__Dataset__
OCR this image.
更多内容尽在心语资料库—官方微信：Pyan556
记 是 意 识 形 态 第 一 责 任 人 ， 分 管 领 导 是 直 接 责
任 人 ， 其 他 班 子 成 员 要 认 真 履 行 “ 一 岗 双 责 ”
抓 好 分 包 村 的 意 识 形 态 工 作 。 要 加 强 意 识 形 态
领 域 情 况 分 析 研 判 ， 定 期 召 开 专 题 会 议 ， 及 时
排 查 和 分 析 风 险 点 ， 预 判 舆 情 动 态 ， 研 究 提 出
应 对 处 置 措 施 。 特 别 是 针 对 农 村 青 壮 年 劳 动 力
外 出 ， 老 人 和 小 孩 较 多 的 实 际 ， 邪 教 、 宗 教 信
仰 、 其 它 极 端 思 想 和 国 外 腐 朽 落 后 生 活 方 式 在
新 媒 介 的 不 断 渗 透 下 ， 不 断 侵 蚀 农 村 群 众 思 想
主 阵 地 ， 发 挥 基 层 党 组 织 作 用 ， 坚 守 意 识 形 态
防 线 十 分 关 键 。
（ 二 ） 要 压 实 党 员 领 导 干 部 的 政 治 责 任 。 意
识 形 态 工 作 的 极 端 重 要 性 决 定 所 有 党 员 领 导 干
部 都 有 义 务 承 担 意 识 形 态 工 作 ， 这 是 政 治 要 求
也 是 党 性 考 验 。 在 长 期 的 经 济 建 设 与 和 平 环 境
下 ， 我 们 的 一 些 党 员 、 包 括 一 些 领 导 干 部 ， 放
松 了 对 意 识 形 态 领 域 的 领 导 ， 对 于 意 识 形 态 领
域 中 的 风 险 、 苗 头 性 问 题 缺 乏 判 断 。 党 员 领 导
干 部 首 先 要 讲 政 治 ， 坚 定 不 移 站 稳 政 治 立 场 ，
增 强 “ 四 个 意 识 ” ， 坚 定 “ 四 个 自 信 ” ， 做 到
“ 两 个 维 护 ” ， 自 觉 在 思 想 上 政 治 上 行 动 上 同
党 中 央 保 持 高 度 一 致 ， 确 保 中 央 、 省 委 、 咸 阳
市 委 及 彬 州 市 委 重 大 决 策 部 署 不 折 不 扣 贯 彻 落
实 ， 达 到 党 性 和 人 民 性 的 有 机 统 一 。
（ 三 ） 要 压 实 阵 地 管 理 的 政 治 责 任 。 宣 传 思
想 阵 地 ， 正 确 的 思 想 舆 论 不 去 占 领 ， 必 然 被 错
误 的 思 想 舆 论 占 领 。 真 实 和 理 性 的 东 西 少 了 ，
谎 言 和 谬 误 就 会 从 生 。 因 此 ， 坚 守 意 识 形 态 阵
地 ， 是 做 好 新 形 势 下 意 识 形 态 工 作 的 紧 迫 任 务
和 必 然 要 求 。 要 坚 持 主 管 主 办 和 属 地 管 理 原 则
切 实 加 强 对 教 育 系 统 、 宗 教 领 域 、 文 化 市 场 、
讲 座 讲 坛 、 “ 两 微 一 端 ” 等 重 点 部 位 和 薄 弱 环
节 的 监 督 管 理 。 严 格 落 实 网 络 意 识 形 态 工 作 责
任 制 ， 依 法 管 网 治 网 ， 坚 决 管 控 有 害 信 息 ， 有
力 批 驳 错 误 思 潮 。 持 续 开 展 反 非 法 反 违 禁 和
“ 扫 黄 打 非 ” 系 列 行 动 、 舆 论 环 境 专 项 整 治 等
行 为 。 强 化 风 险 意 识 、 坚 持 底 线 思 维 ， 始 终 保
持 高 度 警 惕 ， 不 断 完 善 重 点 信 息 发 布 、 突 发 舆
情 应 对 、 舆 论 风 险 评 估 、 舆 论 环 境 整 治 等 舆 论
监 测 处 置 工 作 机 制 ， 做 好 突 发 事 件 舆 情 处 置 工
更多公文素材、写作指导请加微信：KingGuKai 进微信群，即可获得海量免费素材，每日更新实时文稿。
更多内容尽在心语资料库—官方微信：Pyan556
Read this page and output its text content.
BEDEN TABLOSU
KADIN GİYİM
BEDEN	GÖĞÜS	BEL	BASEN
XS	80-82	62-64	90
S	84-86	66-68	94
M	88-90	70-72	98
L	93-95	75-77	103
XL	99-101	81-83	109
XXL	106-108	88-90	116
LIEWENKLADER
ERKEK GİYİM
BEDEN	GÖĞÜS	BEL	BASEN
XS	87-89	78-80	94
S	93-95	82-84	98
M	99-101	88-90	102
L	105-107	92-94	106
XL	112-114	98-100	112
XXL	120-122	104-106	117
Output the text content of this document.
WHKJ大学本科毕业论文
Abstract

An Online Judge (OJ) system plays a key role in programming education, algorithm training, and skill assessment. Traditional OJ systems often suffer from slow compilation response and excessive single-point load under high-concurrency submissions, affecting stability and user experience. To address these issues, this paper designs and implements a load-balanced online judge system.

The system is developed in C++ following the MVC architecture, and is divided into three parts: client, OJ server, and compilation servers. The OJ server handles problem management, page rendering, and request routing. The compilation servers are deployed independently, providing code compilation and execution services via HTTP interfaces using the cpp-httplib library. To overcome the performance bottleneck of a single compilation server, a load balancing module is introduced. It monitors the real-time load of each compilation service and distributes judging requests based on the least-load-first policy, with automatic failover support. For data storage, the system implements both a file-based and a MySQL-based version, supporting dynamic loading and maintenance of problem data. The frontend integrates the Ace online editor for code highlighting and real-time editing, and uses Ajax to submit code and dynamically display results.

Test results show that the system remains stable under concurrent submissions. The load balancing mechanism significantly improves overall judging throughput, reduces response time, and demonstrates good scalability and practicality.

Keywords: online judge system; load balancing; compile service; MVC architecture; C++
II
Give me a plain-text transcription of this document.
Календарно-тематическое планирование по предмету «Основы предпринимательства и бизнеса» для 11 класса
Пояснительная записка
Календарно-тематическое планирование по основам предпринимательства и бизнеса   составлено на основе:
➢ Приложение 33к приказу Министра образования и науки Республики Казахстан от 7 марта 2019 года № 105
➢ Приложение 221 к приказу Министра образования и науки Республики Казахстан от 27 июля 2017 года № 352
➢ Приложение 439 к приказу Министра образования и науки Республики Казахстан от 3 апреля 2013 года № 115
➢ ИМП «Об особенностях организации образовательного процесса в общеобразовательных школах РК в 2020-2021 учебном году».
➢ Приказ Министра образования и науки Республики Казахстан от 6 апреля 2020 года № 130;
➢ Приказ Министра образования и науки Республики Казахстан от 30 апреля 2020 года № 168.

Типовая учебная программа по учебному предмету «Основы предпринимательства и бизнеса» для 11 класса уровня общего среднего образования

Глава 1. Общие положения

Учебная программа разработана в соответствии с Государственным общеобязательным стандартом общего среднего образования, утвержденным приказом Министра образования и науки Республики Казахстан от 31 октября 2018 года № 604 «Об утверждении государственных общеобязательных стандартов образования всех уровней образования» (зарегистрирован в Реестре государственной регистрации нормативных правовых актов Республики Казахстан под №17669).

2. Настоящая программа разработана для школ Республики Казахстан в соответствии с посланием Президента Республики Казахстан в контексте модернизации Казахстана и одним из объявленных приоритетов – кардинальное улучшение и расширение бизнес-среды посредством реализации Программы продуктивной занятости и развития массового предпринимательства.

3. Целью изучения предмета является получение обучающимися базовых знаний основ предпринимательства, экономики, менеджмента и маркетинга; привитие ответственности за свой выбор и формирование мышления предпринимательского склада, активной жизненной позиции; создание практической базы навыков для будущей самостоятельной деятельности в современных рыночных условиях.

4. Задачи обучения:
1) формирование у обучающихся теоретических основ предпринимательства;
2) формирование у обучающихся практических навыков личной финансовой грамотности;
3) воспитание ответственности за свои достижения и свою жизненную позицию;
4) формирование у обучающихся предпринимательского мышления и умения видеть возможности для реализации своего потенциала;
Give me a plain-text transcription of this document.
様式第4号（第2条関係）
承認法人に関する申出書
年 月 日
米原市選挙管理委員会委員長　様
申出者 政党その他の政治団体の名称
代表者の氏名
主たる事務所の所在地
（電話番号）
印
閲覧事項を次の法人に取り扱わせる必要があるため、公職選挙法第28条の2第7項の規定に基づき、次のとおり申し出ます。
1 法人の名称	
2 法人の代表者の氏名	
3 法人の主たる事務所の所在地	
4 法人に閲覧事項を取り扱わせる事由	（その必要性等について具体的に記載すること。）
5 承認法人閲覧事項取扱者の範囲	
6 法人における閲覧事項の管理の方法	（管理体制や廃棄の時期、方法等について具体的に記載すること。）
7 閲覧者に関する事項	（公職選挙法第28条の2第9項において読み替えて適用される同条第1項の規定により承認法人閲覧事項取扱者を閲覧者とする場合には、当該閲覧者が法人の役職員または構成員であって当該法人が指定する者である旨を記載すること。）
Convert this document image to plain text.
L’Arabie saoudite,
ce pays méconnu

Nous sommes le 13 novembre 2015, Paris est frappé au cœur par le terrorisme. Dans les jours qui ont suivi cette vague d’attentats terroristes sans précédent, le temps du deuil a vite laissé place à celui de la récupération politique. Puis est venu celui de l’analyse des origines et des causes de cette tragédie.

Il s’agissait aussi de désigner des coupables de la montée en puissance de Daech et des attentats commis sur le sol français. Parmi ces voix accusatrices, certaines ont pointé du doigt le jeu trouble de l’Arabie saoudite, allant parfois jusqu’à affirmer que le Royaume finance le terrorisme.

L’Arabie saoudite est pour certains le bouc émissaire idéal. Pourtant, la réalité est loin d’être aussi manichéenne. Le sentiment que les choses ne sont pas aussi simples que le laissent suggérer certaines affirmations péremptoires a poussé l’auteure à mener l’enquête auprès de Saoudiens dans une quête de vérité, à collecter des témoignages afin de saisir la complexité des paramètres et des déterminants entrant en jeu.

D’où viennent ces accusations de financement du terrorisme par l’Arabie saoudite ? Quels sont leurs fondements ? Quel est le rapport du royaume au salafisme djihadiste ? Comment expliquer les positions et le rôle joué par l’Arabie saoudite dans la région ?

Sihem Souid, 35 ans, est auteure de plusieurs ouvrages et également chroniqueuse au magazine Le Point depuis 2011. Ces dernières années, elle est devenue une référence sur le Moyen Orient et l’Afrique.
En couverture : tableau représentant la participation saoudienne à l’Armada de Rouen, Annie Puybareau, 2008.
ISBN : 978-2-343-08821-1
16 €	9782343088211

__Given instruction__
Would you give again, word for word, every line from the one with "Convert this document image to plain text." through the final line of the listing above?

__Task answer__
Convert this document image to plain text.
L’Arabie saoudite,
ce pays méconnu

Nous sommes le 13 novembre 2015, Paris est frappé au cœur par le terrorisme. Dans les jours qui ont suivi cette vague d’attentats terroristes sans précédent, le temps du deuil a vite laissé place à celui de la récupération politique. Puis est venu celui de l’analyse des origines et des causes de cette tragédie.

Il s’agissait aussi de désigner des coupables de la montée en puissance de Daech et des attentats commis sur le sol français. Parmi ces voix accusatrices, certaines ont pointé du doigt le jeu trouble de l’Arabie saoudite, allant parfois jusqu’à affirmer que le Royaume finance le terrorisme.

L’Arabie saoudite est pour certains le bouc émissaire idéal. Pourtant, la réalité est loin d’être aussi manichéenne. Le sentiment que les choses ne sont pas aussi simples que le laissent suggérer certaines affirmations péremptoires a poussé l’auteure à mener l’enquête auprès de Saoudiens dans une quête de vérité, à collecter des témoignages afin de saisir la complexité des paramètres et des déterminants entrant en jeu.

D’où viennent ces accusations de financement du terrorisme par l’Arabie saoudite ? Quels sont leurs fondements ? Quel est le rapport du royaume au salafisme djihadiste ? Comment expliquer les positions et le rôle joué par l’Arabie saoudite dans la région ?

Sihem Souid, 35 ans, est auteure de plusieurs ouvrages et également chroniqueuse au magazine Le Point depuis 2011. Ces dernières années, elle est devenue une référence sur le Moyen Orient et l’Afrique.
En couverture : tableau représentant la participation saoudienne à l’Armada de Rouen, Annie Puybareau, 2008.
ISBN : 978-2-343-08821-1
16 €	9782343088211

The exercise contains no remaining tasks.